▶ [Work required]: Retype the listing that follows, exactly as written.
-- Start Data --
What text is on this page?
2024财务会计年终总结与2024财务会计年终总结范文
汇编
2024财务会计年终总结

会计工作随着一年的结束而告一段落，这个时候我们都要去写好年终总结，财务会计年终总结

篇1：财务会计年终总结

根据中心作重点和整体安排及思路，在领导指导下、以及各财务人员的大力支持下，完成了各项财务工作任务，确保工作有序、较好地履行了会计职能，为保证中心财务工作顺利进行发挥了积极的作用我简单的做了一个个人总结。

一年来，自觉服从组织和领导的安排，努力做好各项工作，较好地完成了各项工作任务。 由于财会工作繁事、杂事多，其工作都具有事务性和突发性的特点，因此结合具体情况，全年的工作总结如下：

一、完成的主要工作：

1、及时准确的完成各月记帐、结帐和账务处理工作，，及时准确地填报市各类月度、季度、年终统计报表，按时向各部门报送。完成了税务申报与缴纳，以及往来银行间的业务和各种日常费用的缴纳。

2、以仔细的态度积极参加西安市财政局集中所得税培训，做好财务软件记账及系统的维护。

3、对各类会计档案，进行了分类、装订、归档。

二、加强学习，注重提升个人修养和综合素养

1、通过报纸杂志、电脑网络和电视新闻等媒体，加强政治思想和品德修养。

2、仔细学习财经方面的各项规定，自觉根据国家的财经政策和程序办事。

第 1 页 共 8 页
-- End Data --
▶ [Solution]:
What text is on this page?
2024财务会计年终总结与2024财务会计年终总结范文
汇编
2024财务会计年终总结

会计工作随着一年的结束而告一段落，这个时候我们都要去写好年终总结，财务会计年终总结

篇1：财务会计年终总结

根据中心作重点和整体安排及思路，在领导指导下、以及各财务人员的大力支持下，完成了各项财务工作任务，确保工作有序、较好地履行了会计职能，为保证中心财务工作顺利进行发挥了积极的作用我简单的做了一个个人总结。

一年来，自觉服从组织和领导的安排，努力做好各项工作，较好地完成了各项工作任务。 由于财会工作繁事、杂事多，其工作都具有事务性和突发性的特点，因此结合具体情况，全年的工作总结如下：

一、完成的主要工作：

1、及时准确的完成各月记帐、结帐和账务处理工作，，及时准确地填报市各类月度、季度、年终统计报表，按时向各部门报送。完成了税务申报与缴纳，以及往来银行间的业务和各种日常费用的缴纳。

2、以仔细的态度积极参加西安市财政局集中所得税培训，做好财务软件记账及系统的维护。

3、对各类会计档案，进行了分类、装订、归档。

二、加强学习，注重提升个人修养和综合素养

1、通过报纸杂志、电脑网络和电视新闻等媒体，加强政治思想和品德修养。

2、仔细学习财经方面的各项规定，自觉根据国家的财经政策和程序办事。

第 1 页 共 8 页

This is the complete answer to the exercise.